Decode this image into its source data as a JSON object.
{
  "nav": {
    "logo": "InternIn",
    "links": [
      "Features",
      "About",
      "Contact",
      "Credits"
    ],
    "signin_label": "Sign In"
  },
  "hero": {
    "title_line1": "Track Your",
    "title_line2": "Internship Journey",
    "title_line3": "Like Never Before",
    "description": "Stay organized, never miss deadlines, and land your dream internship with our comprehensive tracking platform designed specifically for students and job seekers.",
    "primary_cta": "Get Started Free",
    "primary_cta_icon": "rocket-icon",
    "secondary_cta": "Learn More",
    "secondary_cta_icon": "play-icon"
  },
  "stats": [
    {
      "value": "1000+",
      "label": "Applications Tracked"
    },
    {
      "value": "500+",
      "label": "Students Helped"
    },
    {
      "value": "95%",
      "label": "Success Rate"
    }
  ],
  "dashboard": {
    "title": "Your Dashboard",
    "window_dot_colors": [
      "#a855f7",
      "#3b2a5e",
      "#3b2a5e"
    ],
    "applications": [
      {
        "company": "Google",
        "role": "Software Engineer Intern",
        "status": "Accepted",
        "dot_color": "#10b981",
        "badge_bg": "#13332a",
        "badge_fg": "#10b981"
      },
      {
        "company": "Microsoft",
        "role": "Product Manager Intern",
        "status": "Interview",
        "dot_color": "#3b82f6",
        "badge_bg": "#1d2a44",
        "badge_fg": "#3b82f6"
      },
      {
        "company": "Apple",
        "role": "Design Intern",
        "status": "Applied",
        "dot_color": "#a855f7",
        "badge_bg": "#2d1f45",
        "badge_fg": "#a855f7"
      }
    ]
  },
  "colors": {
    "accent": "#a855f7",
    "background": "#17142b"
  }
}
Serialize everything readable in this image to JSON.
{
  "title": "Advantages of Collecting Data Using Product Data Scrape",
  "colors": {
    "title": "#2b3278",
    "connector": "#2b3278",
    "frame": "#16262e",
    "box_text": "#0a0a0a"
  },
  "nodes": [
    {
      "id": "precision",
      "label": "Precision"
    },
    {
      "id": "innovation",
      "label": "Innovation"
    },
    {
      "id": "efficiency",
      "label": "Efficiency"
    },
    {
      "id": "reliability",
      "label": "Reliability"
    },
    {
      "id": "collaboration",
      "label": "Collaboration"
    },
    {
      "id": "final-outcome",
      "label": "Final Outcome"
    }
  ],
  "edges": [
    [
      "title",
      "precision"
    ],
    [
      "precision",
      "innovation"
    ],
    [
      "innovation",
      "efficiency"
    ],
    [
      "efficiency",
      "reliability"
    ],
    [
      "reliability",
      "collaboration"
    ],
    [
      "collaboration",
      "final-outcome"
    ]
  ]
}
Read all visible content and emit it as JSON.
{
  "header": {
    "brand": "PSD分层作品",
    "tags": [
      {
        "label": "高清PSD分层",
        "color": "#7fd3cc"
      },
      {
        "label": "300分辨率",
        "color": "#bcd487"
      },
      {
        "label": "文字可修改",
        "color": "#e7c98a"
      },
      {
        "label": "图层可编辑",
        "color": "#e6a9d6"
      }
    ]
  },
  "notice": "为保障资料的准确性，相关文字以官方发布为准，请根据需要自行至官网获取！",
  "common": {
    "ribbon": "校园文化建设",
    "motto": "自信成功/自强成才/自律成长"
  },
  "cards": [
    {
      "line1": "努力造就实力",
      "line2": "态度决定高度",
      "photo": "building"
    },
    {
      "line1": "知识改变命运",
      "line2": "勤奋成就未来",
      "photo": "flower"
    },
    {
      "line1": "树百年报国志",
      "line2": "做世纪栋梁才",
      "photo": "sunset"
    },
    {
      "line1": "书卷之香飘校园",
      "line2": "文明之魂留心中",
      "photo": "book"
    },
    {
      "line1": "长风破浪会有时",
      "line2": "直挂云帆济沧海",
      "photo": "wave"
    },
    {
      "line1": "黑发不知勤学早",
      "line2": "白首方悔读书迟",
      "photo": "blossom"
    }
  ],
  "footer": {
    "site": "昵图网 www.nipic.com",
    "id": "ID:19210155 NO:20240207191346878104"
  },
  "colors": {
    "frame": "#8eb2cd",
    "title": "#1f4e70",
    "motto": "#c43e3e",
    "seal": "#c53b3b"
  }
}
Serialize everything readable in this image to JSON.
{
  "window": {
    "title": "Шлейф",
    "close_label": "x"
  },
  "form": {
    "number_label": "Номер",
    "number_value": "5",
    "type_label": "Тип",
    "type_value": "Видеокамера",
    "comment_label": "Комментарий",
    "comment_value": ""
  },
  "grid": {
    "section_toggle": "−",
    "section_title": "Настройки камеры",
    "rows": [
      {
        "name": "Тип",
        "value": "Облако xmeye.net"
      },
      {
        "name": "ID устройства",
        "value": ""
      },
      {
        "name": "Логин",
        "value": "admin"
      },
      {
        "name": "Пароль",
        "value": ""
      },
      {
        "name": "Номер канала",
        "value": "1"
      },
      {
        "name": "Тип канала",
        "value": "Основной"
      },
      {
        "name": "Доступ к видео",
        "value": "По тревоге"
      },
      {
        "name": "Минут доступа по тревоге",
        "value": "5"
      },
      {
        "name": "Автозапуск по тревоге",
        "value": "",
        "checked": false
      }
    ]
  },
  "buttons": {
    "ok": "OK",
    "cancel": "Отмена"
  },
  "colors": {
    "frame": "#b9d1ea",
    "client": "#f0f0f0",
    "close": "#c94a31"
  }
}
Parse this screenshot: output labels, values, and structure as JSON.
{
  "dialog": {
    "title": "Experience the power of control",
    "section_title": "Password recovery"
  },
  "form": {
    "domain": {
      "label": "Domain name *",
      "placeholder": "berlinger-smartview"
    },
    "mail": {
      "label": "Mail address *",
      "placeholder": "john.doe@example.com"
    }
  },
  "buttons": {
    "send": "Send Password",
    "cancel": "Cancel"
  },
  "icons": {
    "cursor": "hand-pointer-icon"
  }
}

#### Aim:
Identify the lines of the entries containing the string "Номер". Copy each such line.

#### Reply:
    "number_label": "Номер",
        "name": "Номер канала",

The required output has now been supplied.